• [Tasks and exercises]
[A] Name each loan the writer of the credit card debt post says is still left to repay.
[B] Pick up the credit card debt post after its last sentence and carry it forward in the writer's voice.

## Begin Article

Beyond Credit Card Debt
Published on - June 28th, 2010 (Modified on - July 21st, 2010) (by Sierra Black) This post is from staff writer Sierra Black. Sierra writes about frugality, sustainable living, and getting her kids to eat kale at Childwild.com.
I made my last credit card payment this week! That final payment ends more than ten years and $20,000 of credit card debt.
Getting out of credit card debt is a familiar story to readers of Get Rich Slowly. You wake up to that fact that your finances are a sinking ship, so you learn to track your spending, and that helps you figure out where your money goes. From there, you scale back your expenses and spending. You look for ways to boost your income. You start a debt snowball. Pretty soon, you’re paying off debt like it’s going out of style.
And then one day you make the last payment. What next?
Beyond credit card debt
For me — and probably for a lot of people — that answer is simple: keep that debt snowball rolling. Many perpetual debtors have managed to pick up loans as well as credit cards. I’ve paid off my credit cards, but I still have a car loan, student loans and a family loan to repay.

## End Article
## Begin Supplied information

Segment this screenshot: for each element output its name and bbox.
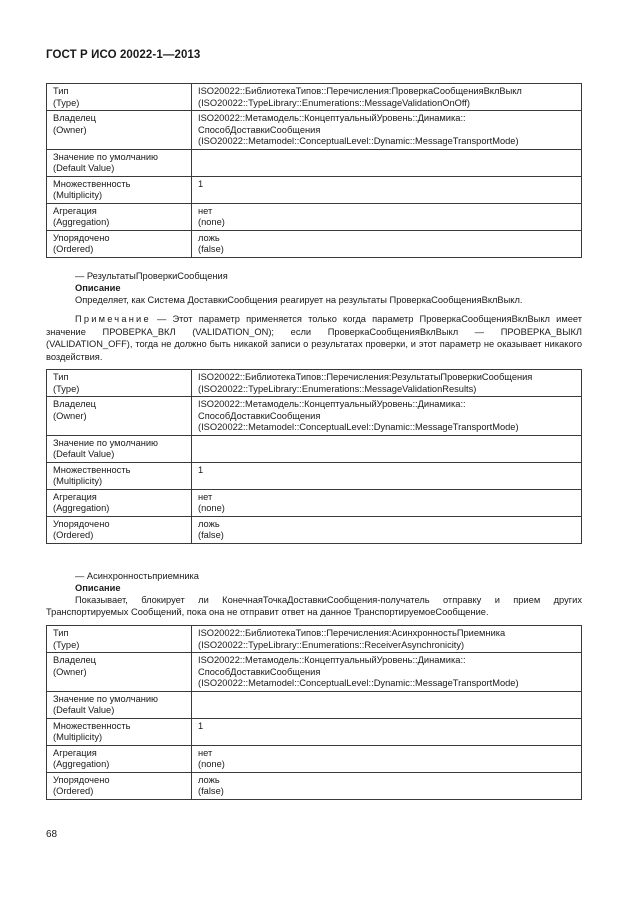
property-value: 1 (198, 178, 204, 189)
property-label-cell (47, 84, 192, 111)
property-label: Агрегация (53, 205, 97, 216)
property-value: ложь (198, 518, 220, 529)
property-value-cell (192, 111, 582, 150)
table-row (47, 84, 582, 111)
property-value-cell (192, 772, 582, 799)
section-description: Определяет, как Система ДоставкиСообщения реагирует на результаты ПроверкаСообщенияВклВыкл. (75, 295, 523, 305)
section-item-receiver-asynchronicity: — Асинхронностьприемника (75, 571, 199, 581)
property-value: (none) (198, 759, 225, 769)
property-value-cell (192, 149, 582, 176)
property-value-cell (192, 84, 582, 111)
property-value: нет (198, 205, 213, 216)
property-label: Владелец (53, 655, 97, 665)
property-value: (none) (198, 503, 225, 513)
property-value: (ISO20022::TypeLibrary::Enumerations::ReceiverAsynchronicity) (198, 639, 465, 650)
property-value: ISO20022::Метамодель::КонцептуальныйУровень::Динамика:: (198, 655, 466, 665)
property-value: СпособДоставкиСообщения (198, 666, 321, 677)
table-row (47, 516, 582, 543)
table-row (47, 203, 582, 230)
table-row (47, 435, 582, 462)
property-label: (Multiplicity) (53, 476, 103, 486)
property-value: ISO20022::БиблиотекаТипов::Перечисления:ПроверкаСообщенияВклВыкл (198, 86, 522, 96)
table-row (47, 230, 582, 257)
property-label: (Ordered) (53, 530, 94, 540)
property-label: Множественность (53, 720, 131, 731)
table-row (47, 111, 582, 150)
table-row (47, 149, 582, 176)
property-label: (Ordered) (53, 786, 94, 796)
property-value-cell (192, 516, 582, 543)
property-value: СпособДоставкиСообщения (198, 410, 321, 421)
property-value: ISO20022::Метамодель::КонцептуальныйУровень::Динамика:: (198, 113, 466, 123)
property-label-cell (47, 745, 192, 772)
property-label: Владелец (53, 113, 97, 123)
property-value-cell (192, 745, 582, 772)
property-label-cell (47, 230, 192, 257)
property-label-cell (47, 772, 192, 799)
property-value: (ISO20022::Metamodel::ConceptualLevel::Dynamic::MessageTransportMode) (198, 136, 519, 146)
property-label-cell (47, 370, 192, 397)
property-value-cell (192, 626, 582, 653)
note-label: Примечание (75, 314, 151, 324)
section-heading-description: Описание (75, 283, 121, 293)
table-row (47, 691, 582, 718)
property-label: Значение по умолчанию (53, 693, 159, 704)
note-paragraph (46, 313, 582, 363)
property-table-receiver-asynchronicity (46, 625, 582, 800)
property-label: Тип (53, 628, 69, 638)
property-label: (Type) (53, 639, 80, 650)
property-value: (none) (198, 217, 225, 227)
property-label: (Owner) (53, 666, 87, 677)
property-label: (Default Value) (53, 705, 115, 715)
property-label: (Type) (53, 97, 80, 108)
property-label-cell (47, 653, 192, 692)
property-value: 1 (198, 464, 204, 475)
property-label-cell (47, 462, 192, 489)
section-item-validation-results: — РезультатыПроверкиСообщения (75, 271, 228, 281)
page-header: ГОСТ Р ИСО 20022-1—2013 (46, 49, 201, 61)
table-row (47, 626, 582, 653)
property-label: (Aggregation) (53, 217, 110, 227)
property-label: (Default Value) (53, 449, 115, 459)
property-value: нет (198, 491, 213, 502)
table-row (47, 176, 582, 203)
property-value: ложь (198, 232, 220, 243)
property-value-cell (192, 230, 582, 257)
property-value-cell (192, 435, 582, 462)
property-label-cell (47, 516, 192, 543)
property-label: Упорядочено (53, 232, 110, 243)
property-value: (ISO20022::Metamodel::ConceptualLevel::Dynamic::MessageTransportMode) (198, 678, 519, 688)
section-heading-description: Описание (75, 583, 121, 593)
property-label: Множественность (53, 178, 131, 189)
property-value: ISO20022::БиблиотекаТипов::Перечисления:АсинхронностьПриемника (198, 628, 506, 638)
property-value-cell (192, 176, 582, 203)
property-label: (Multiplicity) (53, 190, 103, 200)
property-label: Тип (53, 86, 69, 96)
property-value: (ISO20022::TypeLibrary::Enumerations::MessageValidationOnOff) (198, 97, 470, 108)
property-label: (Type) (53, 383, 80, 394)
property-label: (Owner) (53, 410, 87, 421)
property-value-cell (192, 653, 582, 692)
property-value: СпособДоставкиСообщения (198, 124, 321, 135)
property-value: (false) (198, 786, 224, 796)
property-label: Тип (53, 372, 69, 382)
property-label: (Aggregation) (53, 503, 110, 513)
property-value-cell (192, 370, 582, 397)
property-label: Упорядочено (53, 774, 110, 785)
table-row (47, 772, 582, 799)
property-value: (false) (198, 530, 224, 540)
table-row (47, 397, 582, 436)
property-value-cell (192, 462, 582, 489)
property-label-cell (47, 489, 192, 516)
property-value-cell (192, 489, 582, 516)
property-label: Упорядочено (53, 518, 110, 529)
property-value: ISO20022::Метамодель::КонцептуальныйУровень::Динамика:: (198, 399, 466, 409)
property-value: ISO20022::БиблиотекаТипов::Перечисления:РезультатыПроверкиСообщения (198, 372, 533, 382)
property-table-message-validation-on-off (46, 83, 582, 258)
table-row (47, 653, 582, 692)
property-value-cell (192, 397, 582, 436)
property-label: Значение по умолчанию (53, 151, 159, 162)
property-label: (Default Value) (53, 163, 115, 173)
property-label: Агрегация (53, 747, 97, 758)
property-label: Множественность (53, 464, 131, 475)
property-label-cell (47, 691, 192, 718)
property-label-cell (47, 111, 192, 150)
property-table-message-validation-results (46, 369, 582, 544)
property-value: ложь (198, 774, 220, 785)
property-value: нет (198, 747, 213, 758)
page-number: 68 (46, 829, 58, 840)
property-label: (Owner) (53, 124, 87, 135)
property-value: (false) (198, 244, 224, 254)
property-label: Агрегация (53, 491, 97, 502)
property-label: (Multiplicity) (53, 732, 103, 742)
property-value-cell (192, 718, 582, 745)
section-description: Показывает, блокирует ли КонечнаяТочкаДоставкиСообщения-получатель отправку и прием других Транспортируемых Сообщений, пока она не отправит ответ на данное ТранспортируемоеСообщение. (46, 595, 582, 617)
property-value: (ISO20022::TypeLibrary::Enumerations::MessageValidationResults) (198, 383, 477, 394)
property-label-cell (47, 397, 192, 436)
property-value: 1 (198, 720, 204, 731)
table-row (47, 718, 582, 745)
property-value-cell (192, 691, 582, 718)
property-label-cell (47, 176, 192, 203)
table-row (47, 745, 582, 772)
note-text: — Этот параметр применяется только когда параметр ПроверкаСообщенияВклВыкл имеет значение ПРОВЕРКА_ВКЛ (VALIDATION_ON); если ПроверкаСообщенияВклВыкл — ПРОВЕРКА_ВЫКЛ (VALIDATION_OFF), тогда не должно быть никакой записи о результатах проверки, и этот параметр не оказывает никакого воздействия. (46, 314, 582, 362)
property-label-cell (47, 203, 192, 230)
property-label: (Aggregation) (53, 759, 110, 769)
property-value-cell (192, 203, 582, 230)
property-label-cell (47, 435, 192, 462)
property-label: (Ordered) (53, 244, 94, 254)
table-row (47, 462, 582, 489)
property-label-cell (47, 626, 192, 653)
property-label: Значение по умолчанию (53, 437, 159, 448)
property-label: Владелец (53, 399, 97, 409)
property-label-cell (47, 149, 192, 176)
table-row (47, 489, 582, 516)
property-value: (ISO20022::Metamodel::ConceptualLevel::Dynamic::MessageTransportMode) (198, 422, 519, 432)
property-label-cell (47, 718, 192, 745)
table-row (47, 370, 582, 397)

## End Supplied information

• [Solved tasks]
[A] A car loan, student loans and a family loan.

[B]
Even though I’m still in debt, this is a milestone for me. It represents a huge emotional step, and freedom from high, variable interest rates. I’m delighted. Paying off that last credit card has loosened a lot of emotional energy. I’m making progress in areas of my life where I’d been stalled. I’m going running almost daily, cleaning my house and tending my garden. Kissing that credit card balance good-bye didn’t free up any time or money, but the weight it lifted has energized me.
“Keep the debt snowball going” seems so straightforward I almost expected this moment to pass by unnoticed, with simply a change of address to where I was sending my money each month.
In fact, it needed a little more deliberation. Which debt do I pay off now? How quickly? The standard approach is pay off the debt with the highest interest first, or the debt with the smallest balance. In my case, I put the student loans last because the interest on those is tax deductible.
Using the debt snowball spreadsheet available through this site, I’ve ordered my remaining debts in a custom priority that works for me. Applying the money I was using to pay off credit cards to extra payments on my loans will get me clear of debt in another two years. I have a confidence I never had before that I will do this. I’ll be facing a debt-free life.
Then what? This is the real “beyond debt” question. The answer is as simple and complicated as my questions about what to do next with my debt payments.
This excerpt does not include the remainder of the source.